» YOUR OBJECTIVE: Your task is to copy the listing exactly. Drop any pictures from the copy.

» PROVIDED RECORDS:

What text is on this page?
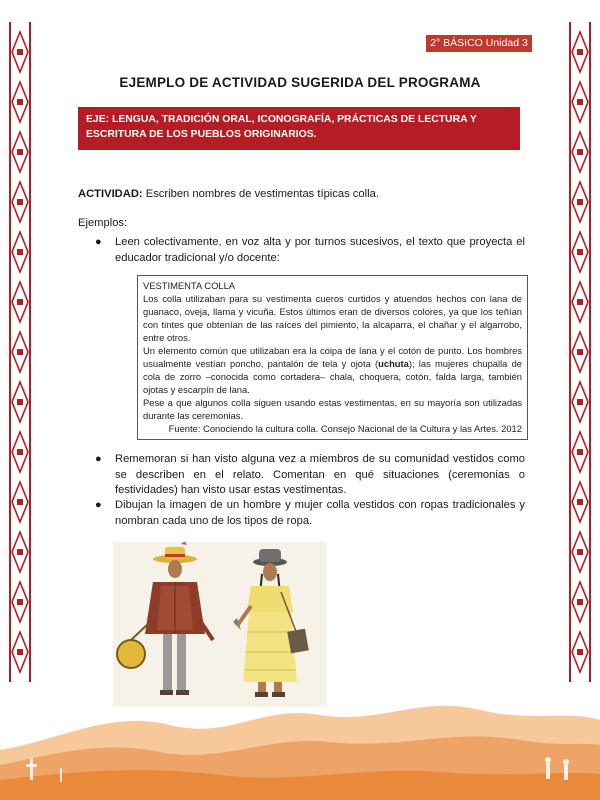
2° BÁSICO Unidad 3
EJEMPLO DE ACTIVIDAD SUGERIDA DEL PROGRAMA
EJE: LENGUA, TRADICIÓN ORAL, ICONOGRAFÍA, PRÁCTICAS DE LECTURA Y ESCRITURA DE LOS PUEBLOS ORIGINARIOS.
ACTIVIDAD: Escriben nombres de vestimentas típicas colla.
Ejemplos:
● Leen colectivamente, en voz alta y por turnos sucesivos, el texto que proyecta el educador tradicional y/o docente:

VESTIMENTA COLLA

Los colla utilizaban para su vestimenta cueros curtidos y atuendos hechos con lana de guanaco, oveja, llama y vicuña. Estos últimos eran de diversos colores, ya que los teñían con tintes que obtenían de las raíces del pimiento, la alcaparra, el chañar y el algarrobo, entre otros.

Un elemento común que utilizaban era la coipa de lana y el cotón de punto. Los hombres usualmente vestían poncho, pantalón de tela y ojota (uchuta); las mujeres chupalla de cola de zorro –conocida como cortadera– chala, choquera, cotón, falda larga, también ojotas y escarpín de lana.

Pese a que algunos colla siguen usando estas vestimentas, en su mayoría son utilizadas durante las ceremonias.

Fuente: Conociendo la cultura colla. Consejo Nacional de la Cultura y las Artes. 2012

● Rememoran si han visto alguna vez a miembros de su comunidad vestidos como se describen en el relato. Comentan en qué situaciones (ceremonias o festividades) han visto usar estas vestimentas.
● Dibujan la imagen de un hombre y mujer colla vestidos con ropas tradicionales y nombran cada uno de los tipos de ropa.
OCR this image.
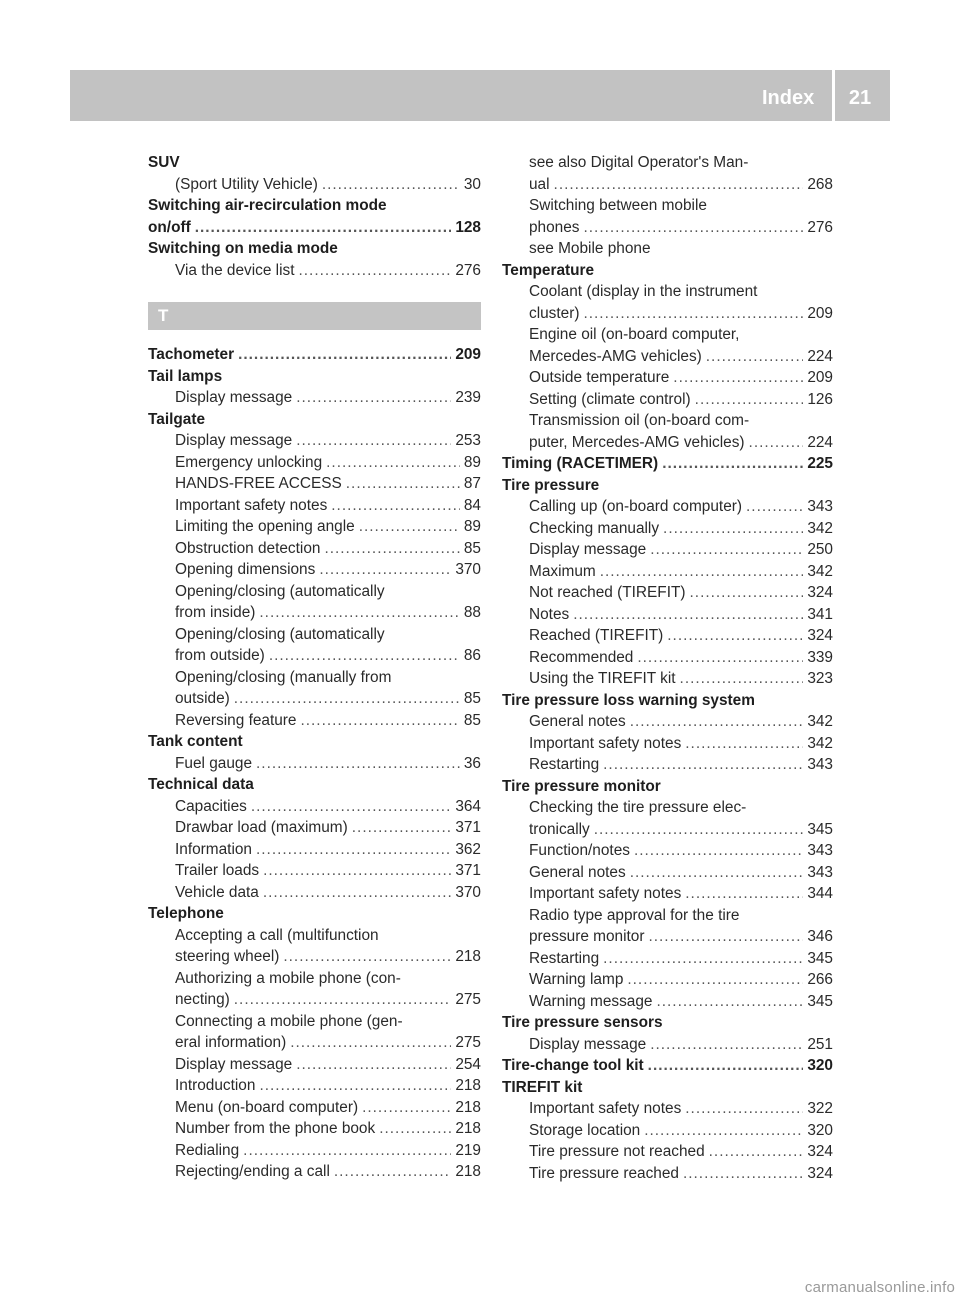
Index	21
SUV
(Sport Utility Vehicle) .....	30
Switching air-recirculation mode
on/off .....	128
Switching on media mode
Via the device list .....	276
T
Tachometer .....	209
Tail lamps
Display message .....	239
Tailgate
Display message .....	253
Emergency unlocking .....	89
HANDS-FREE ACCESS .....	87
Important safety notes .....	84
Limiting the opening angle .....	89
Obstruction detection .....	85
Opening dimensions .....	370
Opening/closing (automatically
from inside) .....	88
Opening/closing (automatically
from outside) .....	86
Opening/closing (manually from
outside) .....	85
Reversing feature .....	85
Tank content
Fuel gauge .....	36
Technical data
Capacities .....	364
Drawbar load (maximum) .....	371
Information .....	362
Trailer loads .....	371
Vehicle data .....	370
Telephone
Accepting a call (multifunction
steering wheel) .....	218
Authorizing a mobile phone (con-
necting) .....	275
Connecting a mobile phone (gen-
eral information) .....	275
Display message .....	254
Introduction .....	218
Menu (on-board computer) .....	218
Number from the phone book .....	218
Redialing .....	219
Rejecting/ending a call .....	218
see also Digital Operator's Man-
ual .....	268
Switching between mobile
phones .....	276
see Mobile phone
Temperature
Coolant (display in the instrument
cluster) .....	209
Engine oil (on-board computer,
Mercedes-AMG vehicles) .....	224
Outside temperature .....	209
Setting (climate control) .....	126
Transmission oil (on-board com-
puter, Mercedes-AMG vehicles) .....	224
Timing (RACETIMER) .....	225
Tire pressure
Calling up (on-board computer) .....	343
Checking manually .....	342
Display message .....	250
Maximum .....	342
Not reached (TIREFIT) .....	324
Notes .....	341
Reached (TIREFIT) .....	324
Recommended .....	339
Using the TIREFIT kit .....	323
Tire pressure loss warning system
General notes .....	342
Important safety notes .....	342
Restarting .....	343
Tire pressure monitor
Checking the tire pressure elec-
tronically .....	345
Function/notes .....	343
General notes .....	343
Important safety notes .....	344
Radio type approval for the tire
pressure monitor .....	346
Restarting .....	345
Warning lamp .....	266
Warning message .....	345
Tire pressure sensors
Display message .....	251
Tire-change tool kit .....	320
TIREFIT kit
Important safety notes .....	322
Storage location .....	320
Tire pressure not reached .....	324
Tire pressure reached .....	324
carmanualsonline.info
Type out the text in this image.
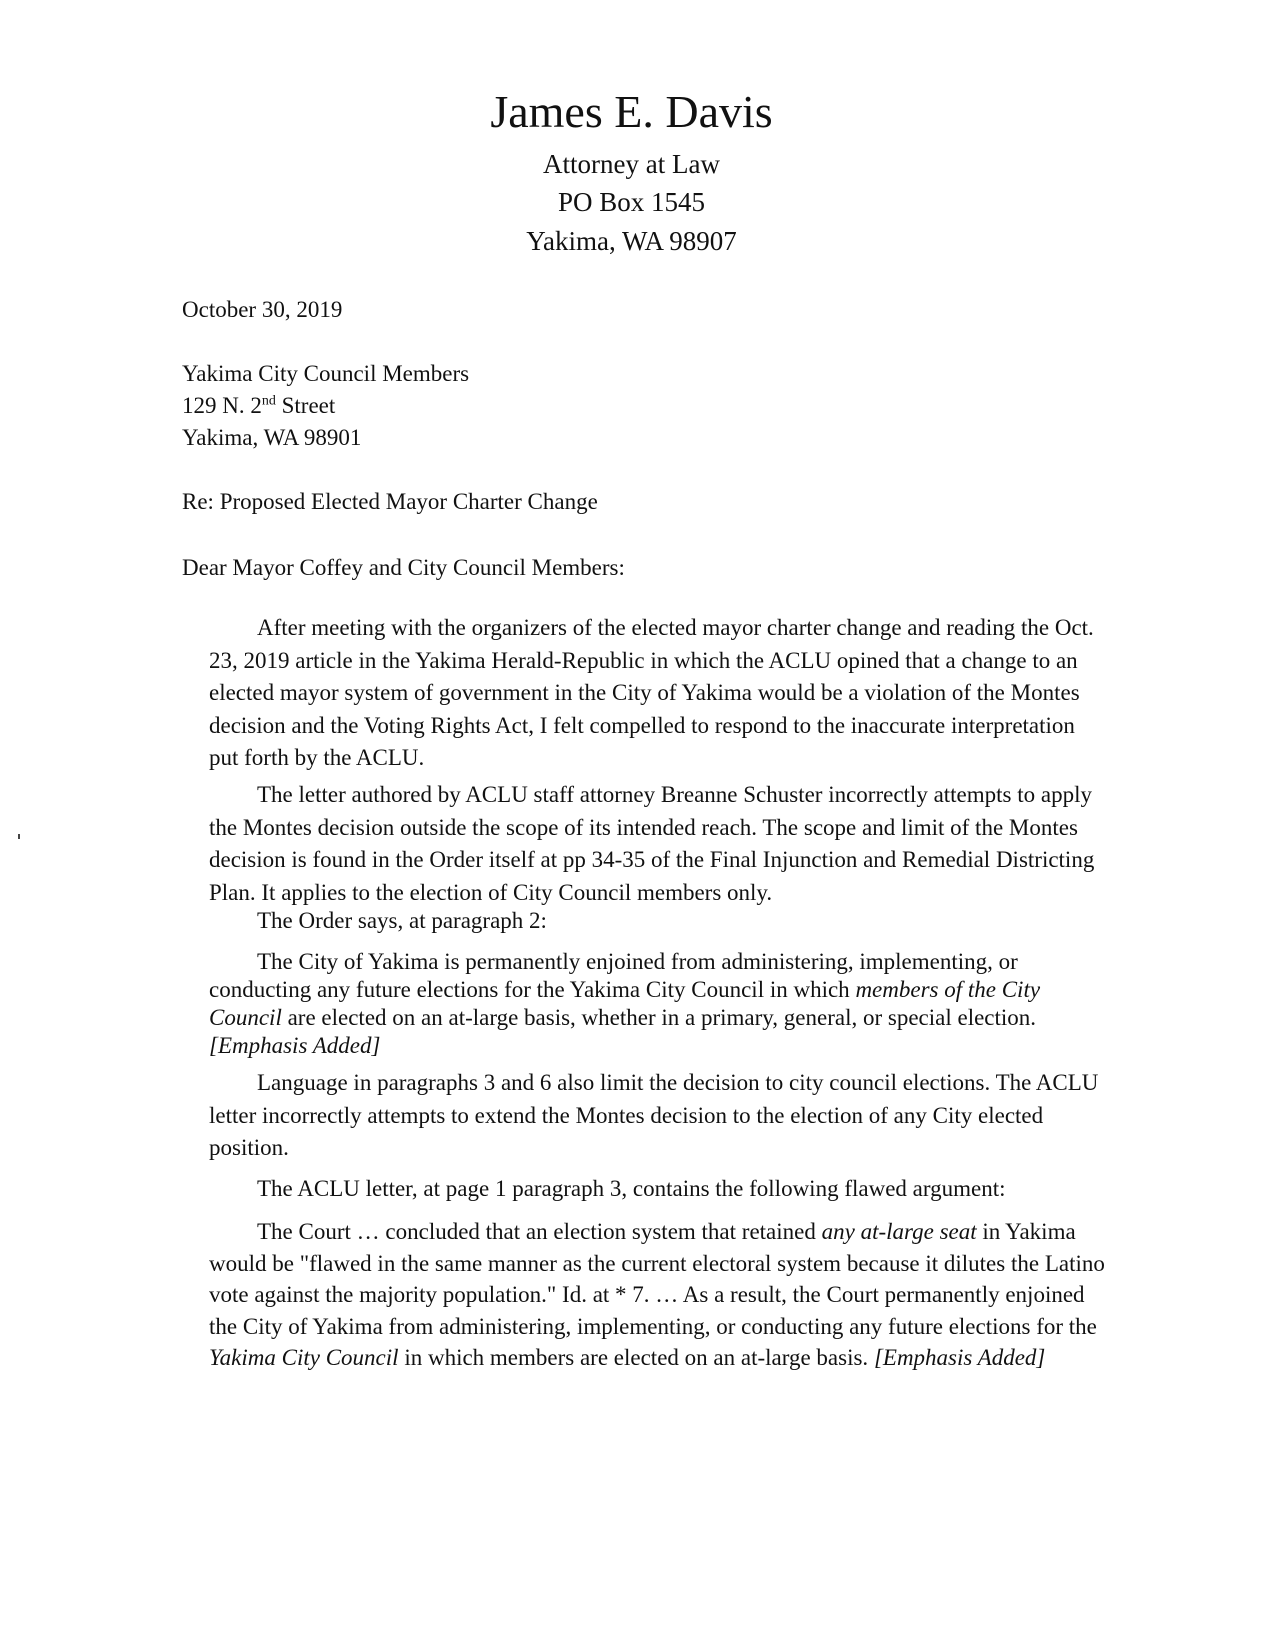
James E. Davis
Attorney at Law
PO Box 1545
Yakima, WA 98907
October 30, 2019
Yakima City Council Members
129 N. 2nd Street
Yakima, WA 98901
Re: Proposed Elected Mayor Charter Change
Dear Mayor Coffey and City Council Members:

After meeting with the organizers of the elected mayor charter change and reading the Oct. 23, 2019 article in the Yakima Herald-Republic in which the ACLU opined that a change to an elected mayor system of government in the City of Yakima would be a violation of the Montes decision and the Voting Rights Act, I felt compelled to respond to the inaccurate interpretation put forth by the ACLU.

The letter authored by ACLU staff attorney Breanne Schuster incorrectly attempts to apply the Montes decision outside the scope of its intended reach. The scope and limit of the Montes decision is found in the Order itself at pp 34-35 of the Final Injunction and Remedial Districting Plan. It applies to the election of City Council members only.

The Order says, at paragraph 2:

The City of Yakima is permanently enjoined from administering, implementing, or conducting any future elections for the Yakima City Council in which members of the City Council are elected on an at-large basis, whether in a primary, general, or special election. [Emphasis Added]

Language in paragraphs 3 and 6 also limit the decision to city council elections. The ACLU letter incorrectly attempts to extend the Montes decision to the election of any City elected position.

The ACLU letter, at page 1 paragraph 3, contains the following flawed argument:

The Court … concluded that an election system that retained any at-large seat in Yakima would be "flawed in the same manner as the current electoral system because it dilutes the Latino vote against the majority population." Id. at * 7. … As a result, the Court permanently enjoined the City of Yakima from administering, implementing, or conducting any future elections for the Yakima City Council in which members are elected on an at-large basis. [Emphasis Added]
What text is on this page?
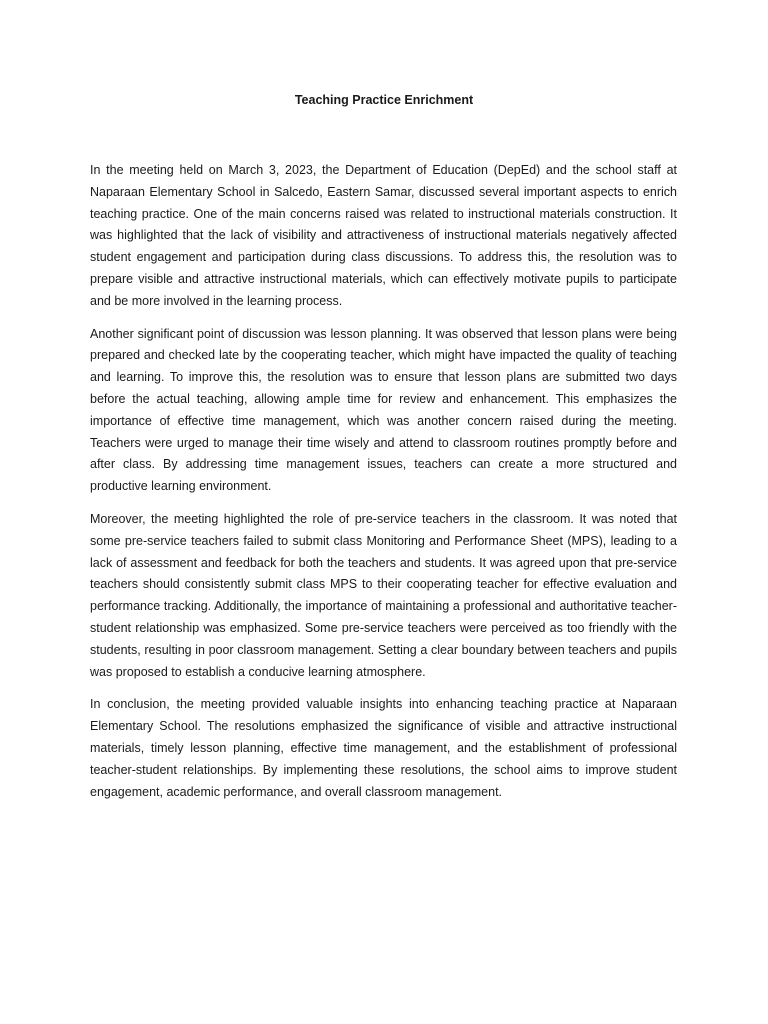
Teaching Practice Enrichment

In the meeting held on March 3, 2023, the Department of Education (DepEd) and the school staff at Naparaan Elementary School in Salcedo, Eastern Samar, discussed several important aspects to enrich teaching practice. One of the main concerns raised was related to instructional materials construction. It was highlighted that the lack of visibility and attractiveness of instructional materials negatively affected student engagement and participation during class discussions. To address this, the resolution was to prepare visible and attractive instructional materials, which can effectively motivate pupils to participate and be more involved in the learning process.

Another significant point of discussion was lesson planning. It was observed that lesson plans were being prepared and checked late by the cooperating teacher, which might have impacted the quality of teaching and learning. To improve this, the resolution was to ensure that lesson plans are submitted two days before the actual teaching, allowing ample time for review and enhancement. This emphasizes the importance of effective time management, which was another concern raised during the meeting. Teachers were urged to manage their time wisely and attend to classroom routines promptly before and after class. By addressing time management issues, teachers can create a more structured and productive learning environment.

Moreover, the meeting highlighted the role of pre-service teachers in the classroom. It was noted that some pre-service teachers failed to submit class Monitoring and Performance Sheet (MPS), leading to a lack of assessment and feedback for both the teachers and students. It was agreed upon that pre-service teachers should consistently submit class MPS to their cooperating teacher for effective evaluation and performance tracking. Additionally, the importance of maintaining a professional and authoritative teacher-student relationship was emphasized. Some pre-service teachers were perceived as too friendly with the students, resulting in poor classroom management. Setting a clear boundary between teachers and pupils was proposed to establish a conducive learning atmosphere.

In conclusion, the meeting provided valuable insights into enhancing teaching practice at Naparaan Elementary School. The resolutions emphasized the significance of visible and attractive instructional materials, timely lesson planning, effective time management, and the establishment of professional teacher-student relationships. By implementing these resolutions, the school aims to improve student engagement, academic performance, and overall classroom management.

» TASK RESPONSE:
What text is on this page?
2° BÁSICO Unidad 3
EJEMPLO DE ACTIVIDAD SUGERIDA DEL PROGRAMA
EJE: LENGUA, TRADICIÓN ORAL, ICONOGRAFÍA, PRÁCTICAS DE LECTURA Y ESCRITURA DE LOS PUEBLOS ORIGINARIOS.
ACTIVIDAD: Escriben nombres de vestimentas típicas colla.
Ejemplos:
● Leen colectivamente, en voz alta y por turnos sucesivos, el texto que proyecta el educador tradicional y/o docente:

VESTIMENTA COLLA

Los colla utilizaban para su vestimenta cueros curtidos y atuendos hechos con lana de guanaco, oveja, llama y vicuña. Estos últimos eran de diversos colores, ya que los teñían con tintes que obtenían de las raíces del pimiento, la alcaparra, el chañar y el algarrobo, entre otros.

Un elemento común que utilizaban era la coipa de lana y el cotón de punto. Los hombres usualmente vestían poncho, pantalón de tela y ojota (uchuta); las mujeres chupalla de cola de zorro –conocida como cortadera– chala, choquera, cotón, falda larga, también ojotas y escarpín de lana.

Pese a que algunos colla siguen usando estas vestimentas, en su mayoría son utilizadas durante las ceremonias.

Fuente: Conociendo la cultura colla. Consejo Nacional de la Cultura y las Artes. 2012

● Rememoran si han visto alguna vez a miembros de su comunidad vestidos como se describen en el relato. Comentan en qué situaciones (ceremonias o festividades) han visto usar estas vestimentas.
● Dibujan la imagen de un hombre y mujer colla vestidos con ropas tradicionales y nombran cada uno de los tipos de ropa.
OCR this image.
Index	21
SUV
(Sport Utility Vehicle) .....	30
Switching air-recirculation mode
on/off .....	128
Switching on media mode
Via the device list .....	276
T
Tachometer .....	209
Tail lamps
Display message .....	239
Tailgate
Display message .....	253
Emergency unlocking .....	89
HANDS-FREE ACCESS .....	87
Important safety notes .....	84
Limiting the opening angle .....	89
Obstruction detection .....	85
Opening dimensions .....	370
Opening/closing (automatically
from inside) .....	88
Opening/closing (automatically
from outside) .....	86
Opening/closing (manually from
outside) .....	85
Reversing feature .....	85
Tank content
Fuel gauge .....	36
Technical data
Capacities .....	364
Drawbar load (maximum) .....	371
Information .....	362
Trailer loads .....	371
Vehicle data .....	370
Telephone
Accepting a call (multifunction
steering wheel) .....	218
Authorizing a mobile phone (con-
necting) .....	275
Connecting a mobile phone (gen-
eral information) .....	275
Display message .....	254
Introduction .....	218
Menu (on-board computer) .....	218
Number from the phone book .....	218
Redialing .....	219
Rejecting/ending a call .....	218
see also Digital Operator's Man-
ual .....	268
Switching between mobile
phones .....	276
see Mobile phone
Temperature
Coolant (display in the instrument
cluster) .....	209
Engine oil (on-board computer,
Mercedes-AMG vehicles) .....	224
Outside temperature .....	209
Setting (climate control) .....	126
Transmission oil (on-board com-
puter, Mercedes-AMG vehicles) .....	224
Timing (RACETIMER) .....	225
Tire pressure
Calling up (on-board computer) .....	343
Checking manually .....	342
Display message .....	250
Maximum .....	342
Not reached (TIREFIT) .....	324
Notes .....	341
Reached (TIREFIT) .....	324
Recommended .....	339
Using the TIREFIT kit .....	323
Tire pressure loss warning system
General notes .....	342
Important safety notes .....	342
Restarting .....	343
Tire pressure monitor
Checking the tire pressure elec-
tronically .....	345
Function/notes .....	343
General notes .....	343
Important safety notes .....	344
Radio type approval for the tire
pressure monitor .....	346
Restarting .....	345
Warning lamp .....	266
Warning message .....	345
Tire pressure sensors
Display message .....	251
Tire-change tool kit .....	320
TIREFIT kit
Important safety notes .....	322
Storage location .....	320
Tire pressure not reached .....	324
Tire pressure reached .....	324
carmanualsonline.info
Type out the text in this image.
James E. Davis
Attorney at Law
PO Box 1545
Yakima, WA 98907
October 30, 2019
Yakima City Council Members
129 N. 2nd Street
Yakima, WA 98901
Re: Proposed Elected Mayor Charter Change
Dear Mayor Coffey and City Council Members:

After meeting with the organizers of the elected mayor charter change and reading the Oct. 23, 2019 article in the Yakima Herald-Republic in which the ACLU opined that a change to an elected mayor system of government in the City of Yakima would be a violation of the Montes decision and the Voting Rights Act, I felt compelled to respond to the inaccurate interpretation put forth by the ACLU.

The letter authored by ACLU staff attorney Breanne Schuster incorrectly attempts to apply the Montes decision outside the scope of its intended reach. The scope and limit of the Montes decision is found in the Order itself at pp 34-35 of the Final Injunction and Remedial Districting Plan. It applies to the election of City Council members only.

The Order says, at paragraph 2:

The City of Yakima is permanently enjoined from administering, implementing, or conducting any future elections for the Yakima City Council in which members of the City Council are elected on an at-large basis, whether in a primary, general, or special election. [Emphasis Added]

Language in paragraphs 3 and 6 also limit the decision to city council elections. The ACLU letter incorrectly attempts to extend the Montes decision to the election of any City elected position.

The ACLU letter, at page 1 paragraph 3, contains the following flawed argument:

The Court … concluded that an election system that retained any at-large seat in Yakima would be "flawed in the same manner as the current electoral system because it dilutes the Latino vote against the majority population." Id. at * 7. … As a result, the Court permanently enjoined the City of Yakima from administering, implementing, or conducting any future elections for the Yakima City Council in which members are elected on an at-large basis. [Emphasis Added]
What text is on this page?
Teaching Practice Enrichment

In the meeting held on March 3, 2023, the Department of Education (DepEd) and the school staff at Naparaan Elementary School in Salcedo, Eastern Samar, discussed several important aspects to enrich teaching practice. One of the main concerns raised was related to instructional materials construction. It was highlighted that the lack of visibility and attractiveness of instructional materials negatively affected student engagement and participation during class discussions. To address this, the resolution was to prepare visible and attractive instructional materials, which can effectively motivate pupils to participate and be more involved in the learning process.

Another significant point of discussion was lesson planning. It was observed that lesson plans were being prepared and checked late by the cooperating teacher, which might have impacted the quality of teaching and learning. To improve this, the resolution was to ensure that lesson plans are submitted two days before the actual teaching, allowing ample time for review and enhancement. This emphasizes the importance of effective time management, which was another concern raised during the meeting. Teachers were urged to manage their time wisely and attend to classroom routines promptly before and after class. By addressing time management issues, teachers can create a more structured and productive learning environment.

Moreover, the meeting highlighted the role of pre-service teachers in the classroom. It was noted that some pre-service teachers failed to submit class Monitoring and Performance Sheet (MPS), leading to a lack of assessment and feedback for both the teachers and students. It was agreed upon that pre-service teachers should consistently submit class MPS to their cooperating teacher for effective evaluation and performance tracking. Additionally, the importance of maintaining a professional and authoritative teacher-student relationship was emphasized. Some pre-service teachers were perceived as too friendly with the students, resulting in poor classroom management. Setting a clear boundary between teachers and pupils was proposed to establish a conducive learning atmosphere.

In conclusion, the meeting provided valuable insights into enhancing teaching practice at Naparaan Elementary School. The resolutions emphasized the significance of visible and attractive instructional materials, timely lesson planning, effective time management, and the establishment of professional teacher-student relationships. By implementing these resolutions, the school aims to improve student engagement, academic performance, and overall classroom management.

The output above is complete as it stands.